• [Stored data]
____

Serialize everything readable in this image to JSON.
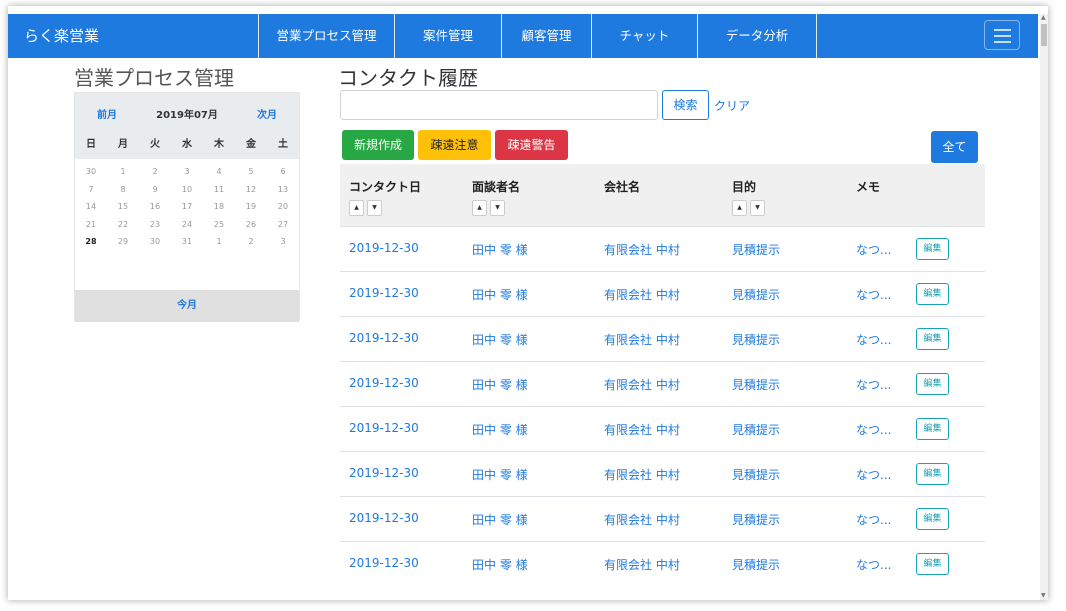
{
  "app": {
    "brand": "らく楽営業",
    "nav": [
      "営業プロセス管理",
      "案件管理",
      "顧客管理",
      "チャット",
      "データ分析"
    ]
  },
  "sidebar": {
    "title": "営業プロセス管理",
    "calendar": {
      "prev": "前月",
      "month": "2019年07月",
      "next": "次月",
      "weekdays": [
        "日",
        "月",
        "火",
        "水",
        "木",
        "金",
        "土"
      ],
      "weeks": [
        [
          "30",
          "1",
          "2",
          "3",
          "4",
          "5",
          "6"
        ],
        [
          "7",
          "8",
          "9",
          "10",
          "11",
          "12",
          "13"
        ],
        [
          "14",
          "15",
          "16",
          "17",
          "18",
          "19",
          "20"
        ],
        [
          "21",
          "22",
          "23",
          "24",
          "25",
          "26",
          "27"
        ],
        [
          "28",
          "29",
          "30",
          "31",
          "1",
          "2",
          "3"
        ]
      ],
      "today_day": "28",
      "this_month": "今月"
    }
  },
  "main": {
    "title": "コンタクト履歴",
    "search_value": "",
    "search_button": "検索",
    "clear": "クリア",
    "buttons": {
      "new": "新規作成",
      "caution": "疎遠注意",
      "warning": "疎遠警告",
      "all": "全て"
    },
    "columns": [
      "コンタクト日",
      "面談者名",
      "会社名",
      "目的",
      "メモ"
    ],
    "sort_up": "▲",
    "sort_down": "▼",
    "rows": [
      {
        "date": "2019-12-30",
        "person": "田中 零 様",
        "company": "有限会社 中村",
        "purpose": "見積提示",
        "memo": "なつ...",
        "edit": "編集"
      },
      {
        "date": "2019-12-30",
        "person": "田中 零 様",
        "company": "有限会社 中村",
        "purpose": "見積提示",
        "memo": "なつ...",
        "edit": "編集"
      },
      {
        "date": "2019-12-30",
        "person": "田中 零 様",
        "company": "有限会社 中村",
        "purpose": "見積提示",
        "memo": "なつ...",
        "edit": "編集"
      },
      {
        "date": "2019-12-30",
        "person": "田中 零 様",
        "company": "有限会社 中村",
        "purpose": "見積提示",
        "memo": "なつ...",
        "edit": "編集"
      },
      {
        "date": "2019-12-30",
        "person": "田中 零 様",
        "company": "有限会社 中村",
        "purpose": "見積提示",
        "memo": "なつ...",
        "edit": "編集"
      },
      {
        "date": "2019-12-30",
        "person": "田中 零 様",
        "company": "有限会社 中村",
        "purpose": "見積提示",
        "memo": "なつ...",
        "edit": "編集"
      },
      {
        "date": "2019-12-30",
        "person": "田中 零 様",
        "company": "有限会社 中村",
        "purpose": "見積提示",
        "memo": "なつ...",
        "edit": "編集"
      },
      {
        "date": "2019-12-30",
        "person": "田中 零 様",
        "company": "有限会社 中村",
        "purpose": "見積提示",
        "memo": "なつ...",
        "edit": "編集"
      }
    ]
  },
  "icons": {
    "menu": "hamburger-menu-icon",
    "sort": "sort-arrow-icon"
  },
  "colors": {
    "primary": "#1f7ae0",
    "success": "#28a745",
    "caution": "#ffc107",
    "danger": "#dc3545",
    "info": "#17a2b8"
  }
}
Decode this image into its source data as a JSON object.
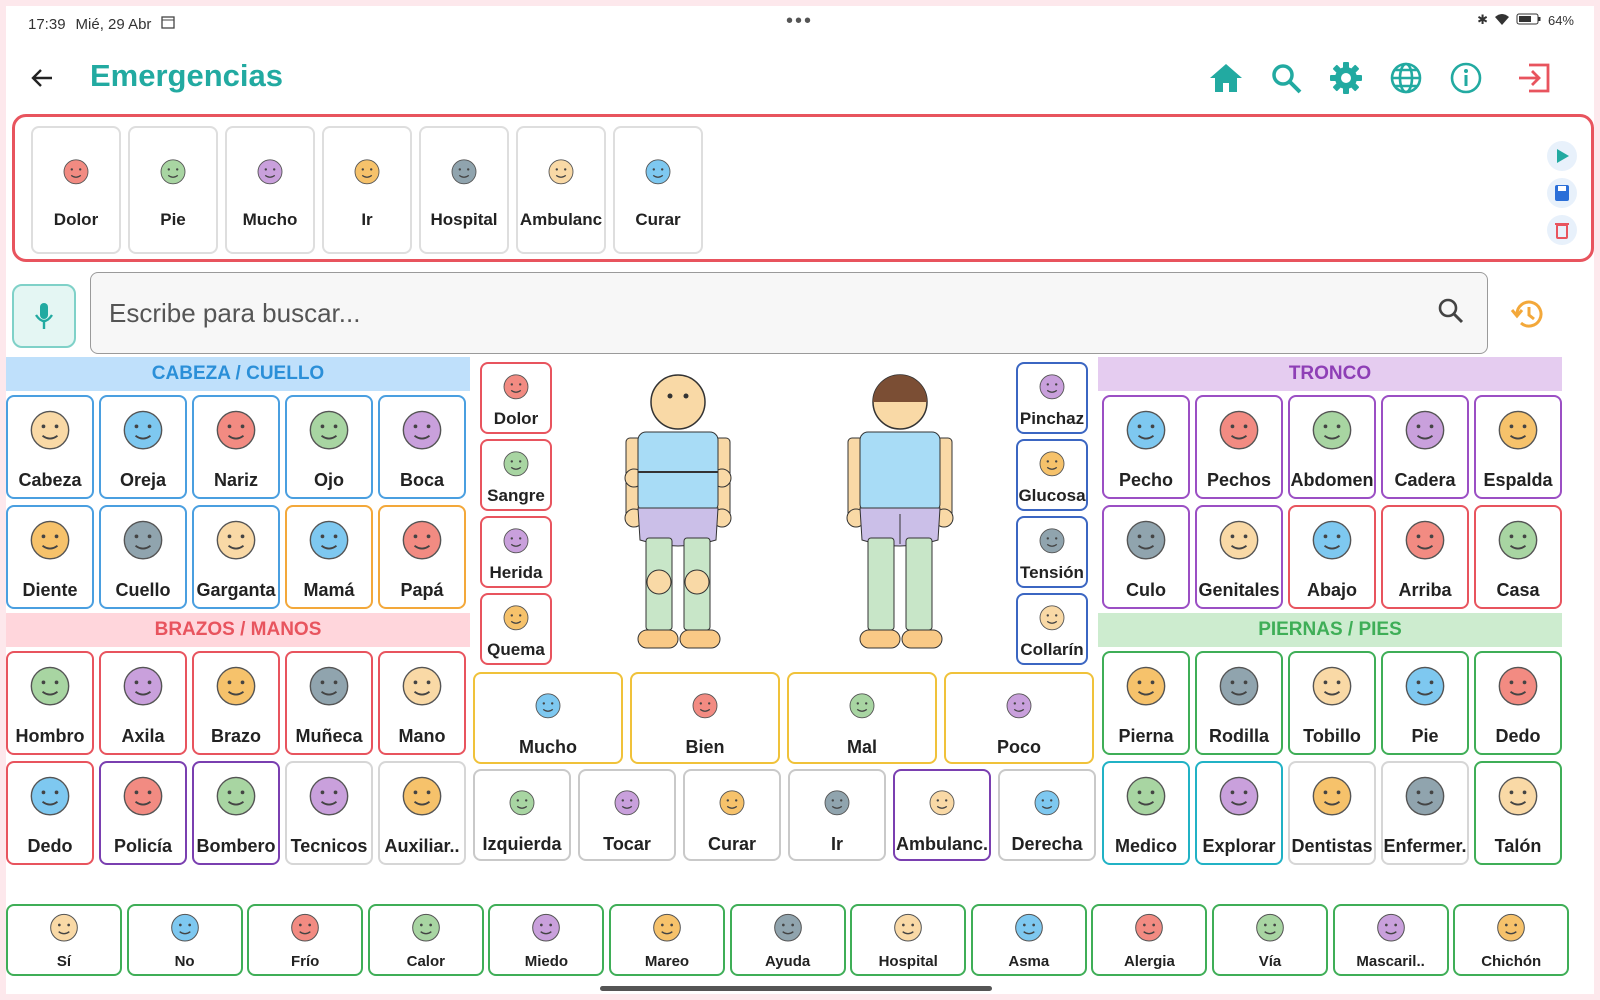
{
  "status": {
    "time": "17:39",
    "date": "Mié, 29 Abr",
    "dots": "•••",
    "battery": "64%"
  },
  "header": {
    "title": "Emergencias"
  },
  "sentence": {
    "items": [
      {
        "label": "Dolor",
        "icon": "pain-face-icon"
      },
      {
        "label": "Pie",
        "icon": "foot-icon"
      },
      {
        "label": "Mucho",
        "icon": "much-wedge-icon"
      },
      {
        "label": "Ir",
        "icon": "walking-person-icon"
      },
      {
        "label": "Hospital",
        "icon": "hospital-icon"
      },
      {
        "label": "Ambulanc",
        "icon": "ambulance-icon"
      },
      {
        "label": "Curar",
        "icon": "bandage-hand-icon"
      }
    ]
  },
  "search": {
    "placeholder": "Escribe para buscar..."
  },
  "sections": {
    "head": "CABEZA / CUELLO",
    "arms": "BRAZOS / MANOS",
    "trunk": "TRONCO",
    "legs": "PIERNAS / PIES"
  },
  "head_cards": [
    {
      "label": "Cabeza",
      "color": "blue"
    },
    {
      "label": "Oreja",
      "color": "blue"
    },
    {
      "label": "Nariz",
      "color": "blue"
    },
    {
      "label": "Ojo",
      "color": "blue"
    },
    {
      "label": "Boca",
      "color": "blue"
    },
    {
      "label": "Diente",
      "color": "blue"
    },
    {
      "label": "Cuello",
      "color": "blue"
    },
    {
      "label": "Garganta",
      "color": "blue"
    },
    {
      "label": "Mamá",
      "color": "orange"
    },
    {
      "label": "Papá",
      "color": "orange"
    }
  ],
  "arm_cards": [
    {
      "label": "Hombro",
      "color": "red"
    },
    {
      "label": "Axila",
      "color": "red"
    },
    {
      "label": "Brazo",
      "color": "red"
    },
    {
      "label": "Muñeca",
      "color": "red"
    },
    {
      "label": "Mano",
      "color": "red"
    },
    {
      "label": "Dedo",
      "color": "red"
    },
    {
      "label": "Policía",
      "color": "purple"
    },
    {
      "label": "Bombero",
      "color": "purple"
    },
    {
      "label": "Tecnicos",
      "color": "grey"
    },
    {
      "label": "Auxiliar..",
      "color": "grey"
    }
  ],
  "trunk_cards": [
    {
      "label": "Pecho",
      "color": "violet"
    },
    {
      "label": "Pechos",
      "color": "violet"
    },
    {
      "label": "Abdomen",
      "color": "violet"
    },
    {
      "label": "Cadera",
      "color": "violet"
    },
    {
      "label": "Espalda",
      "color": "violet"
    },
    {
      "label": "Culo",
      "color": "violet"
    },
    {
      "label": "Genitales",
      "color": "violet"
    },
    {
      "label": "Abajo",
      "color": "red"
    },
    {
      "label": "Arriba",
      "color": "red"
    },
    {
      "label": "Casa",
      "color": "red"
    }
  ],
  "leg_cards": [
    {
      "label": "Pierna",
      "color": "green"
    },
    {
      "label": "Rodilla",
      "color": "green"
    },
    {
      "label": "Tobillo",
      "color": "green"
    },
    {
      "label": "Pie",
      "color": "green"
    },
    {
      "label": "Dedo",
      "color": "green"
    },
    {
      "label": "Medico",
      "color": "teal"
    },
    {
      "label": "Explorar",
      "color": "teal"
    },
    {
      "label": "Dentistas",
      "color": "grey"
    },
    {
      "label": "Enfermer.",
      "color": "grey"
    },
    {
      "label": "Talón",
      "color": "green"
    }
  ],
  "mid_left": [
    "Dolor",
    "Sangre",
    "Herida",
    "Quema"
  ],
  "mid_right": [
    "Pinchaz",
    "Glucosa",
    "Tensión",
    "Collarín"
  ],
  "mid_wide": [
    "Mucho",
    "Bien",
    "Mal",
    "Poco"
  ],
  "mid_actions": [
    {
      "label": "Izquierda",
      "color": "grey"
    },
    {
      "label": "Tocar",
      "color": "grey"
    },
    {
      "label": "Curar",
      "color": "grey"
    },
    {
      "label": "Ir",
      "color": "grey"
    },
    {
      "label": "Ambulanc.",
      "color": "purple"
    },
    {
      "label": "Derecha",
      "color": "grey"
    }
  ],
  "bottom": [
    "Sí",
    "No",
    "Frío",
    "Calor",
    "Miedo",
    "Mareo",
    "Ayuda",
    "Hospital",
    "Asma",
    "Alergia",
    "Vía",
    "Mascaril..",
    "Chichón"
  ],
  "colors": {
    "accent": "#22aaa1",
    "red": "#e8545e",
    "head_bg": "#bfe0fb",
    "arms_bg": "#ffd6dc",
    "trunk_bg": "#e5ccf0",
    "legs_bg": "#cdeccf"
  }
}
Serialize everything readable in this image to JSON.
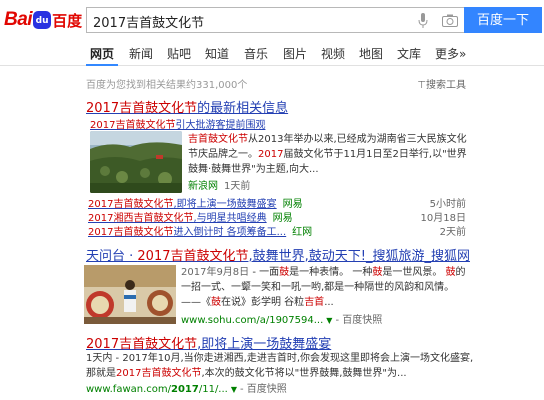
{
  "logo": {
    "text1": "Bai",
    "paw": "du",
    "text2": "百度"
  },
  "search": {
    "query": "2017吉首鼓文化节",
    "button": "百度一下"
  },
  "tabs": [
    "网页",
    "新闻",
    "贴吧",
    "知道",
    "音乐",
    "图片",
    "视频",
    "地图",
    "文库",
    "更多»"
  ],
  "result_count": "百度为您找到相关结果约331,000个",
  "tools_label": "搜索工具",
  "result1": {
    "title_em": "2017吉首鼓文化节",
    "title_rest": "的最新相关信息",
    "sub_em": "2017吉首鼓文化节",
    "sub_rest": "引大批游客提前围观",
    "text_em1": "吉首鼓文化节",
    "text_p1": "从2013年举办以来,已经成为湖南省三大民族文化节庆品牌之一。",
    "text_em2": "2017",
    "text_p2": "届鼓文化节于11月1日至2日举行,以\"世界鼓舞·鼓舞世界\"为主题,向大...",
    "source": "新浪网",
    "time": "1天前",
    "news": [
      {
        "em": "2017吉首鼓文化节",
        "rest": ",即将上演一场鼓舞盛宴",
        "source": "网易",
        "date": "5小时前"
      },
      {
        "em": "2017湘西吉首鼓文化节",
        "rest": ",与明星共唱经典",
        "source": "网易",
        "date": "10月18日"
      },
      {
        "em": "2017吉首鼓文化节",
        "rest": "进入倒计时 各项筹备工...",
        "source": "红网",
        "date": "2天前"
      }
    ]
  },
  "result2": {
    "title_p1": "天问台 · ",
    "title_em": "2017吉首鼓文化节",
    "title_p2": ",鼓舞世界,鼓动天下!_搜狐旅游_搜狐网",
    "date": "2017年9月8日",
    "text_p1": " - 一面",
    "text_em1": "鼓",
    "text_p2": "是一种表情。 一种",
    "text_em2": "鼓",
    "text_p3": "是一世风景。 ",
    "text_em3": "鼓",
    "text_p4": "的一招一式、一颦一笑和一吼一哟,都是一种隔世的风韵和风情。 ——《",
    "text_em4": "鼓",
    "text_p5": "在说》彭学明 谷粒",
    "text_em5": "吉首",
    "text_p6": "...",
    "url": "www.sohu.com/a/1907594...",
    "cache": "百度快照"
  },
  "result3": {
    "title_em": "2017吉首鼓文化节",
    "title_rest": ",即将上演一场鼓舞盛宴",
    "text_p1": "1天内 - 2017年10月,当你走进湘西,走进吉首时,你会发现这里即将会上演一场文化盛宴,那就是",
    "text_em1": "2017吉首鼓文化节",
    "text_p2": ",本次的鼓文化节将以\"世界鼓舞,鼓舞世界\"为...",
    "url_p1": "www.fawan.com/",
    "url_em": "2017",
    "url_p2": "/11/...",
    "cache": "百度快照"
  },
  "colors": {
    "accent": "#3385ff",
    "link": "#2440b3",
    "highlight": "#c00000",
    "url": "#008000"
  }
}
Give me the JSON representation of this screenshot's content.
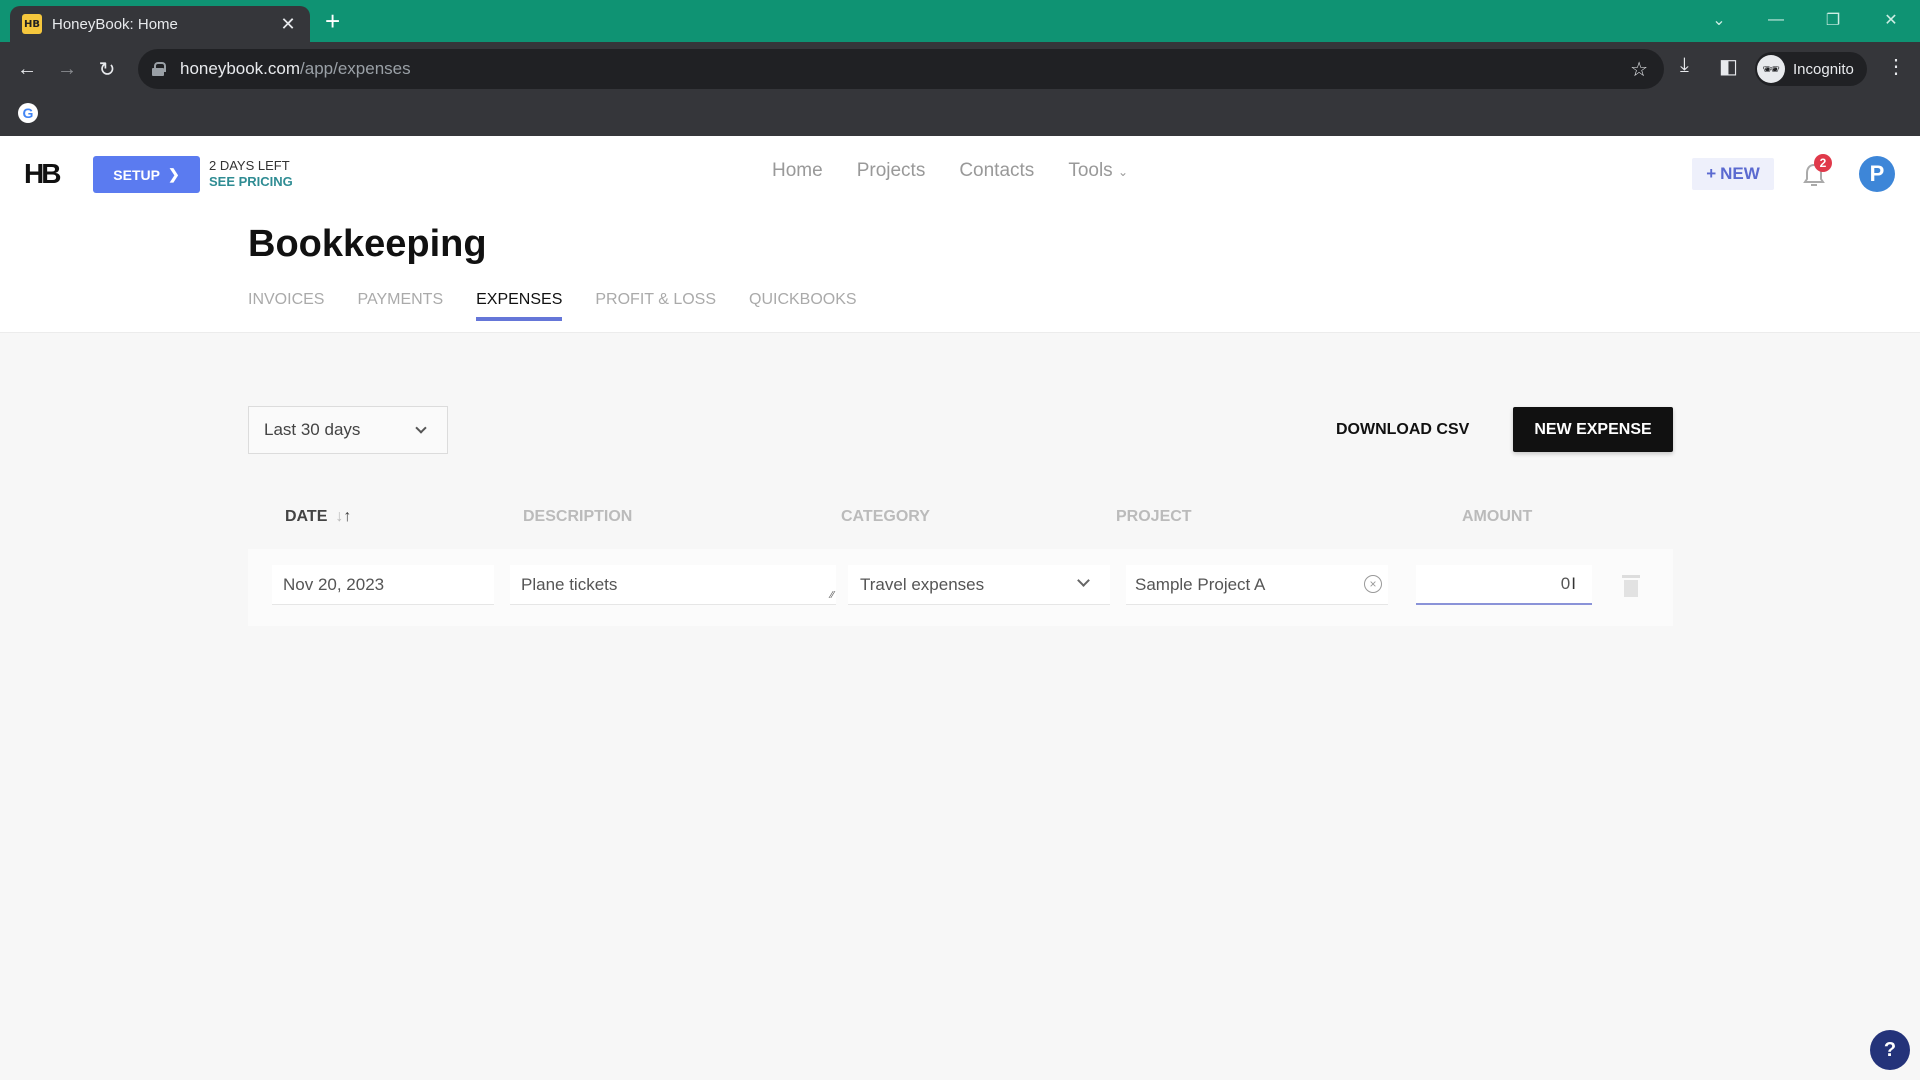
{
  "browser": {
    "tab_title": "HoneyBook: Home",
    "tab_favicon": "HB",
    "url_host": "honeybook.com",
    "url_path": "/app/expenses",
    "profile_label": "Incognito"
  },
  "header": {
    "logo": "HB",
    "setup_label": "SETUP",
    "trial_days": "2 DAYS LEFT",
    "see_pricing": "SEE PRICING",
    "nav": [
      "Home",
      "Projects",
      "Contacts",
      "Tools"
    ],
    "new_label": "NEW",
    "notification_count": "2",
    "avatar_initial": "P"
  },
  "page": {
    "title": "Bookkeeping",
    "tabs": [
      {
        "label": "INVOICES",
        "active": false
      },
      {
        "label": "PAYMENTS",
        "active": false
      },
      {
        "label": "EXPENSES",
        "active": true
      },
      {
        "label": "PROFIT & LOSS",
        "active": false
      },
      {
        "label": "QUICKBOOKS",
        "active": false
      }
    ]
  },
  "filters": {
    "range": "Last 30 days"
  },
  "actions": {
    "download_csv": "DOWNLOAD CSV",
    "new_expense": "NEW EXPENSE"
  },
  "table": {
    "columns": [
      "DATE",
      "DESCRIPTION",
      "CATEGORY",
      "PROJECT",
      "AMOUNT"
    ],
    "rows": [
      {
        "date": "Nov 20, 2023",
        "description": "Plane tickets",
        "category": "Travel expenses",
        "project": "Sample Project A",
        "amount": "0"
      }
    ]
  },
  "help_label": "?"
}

____

• [INSTRUCTIONS TO FOLLOW] Report how many lines above hold the string "鼓舞世界", giving nothing but the number.

• [THE RESULT] 3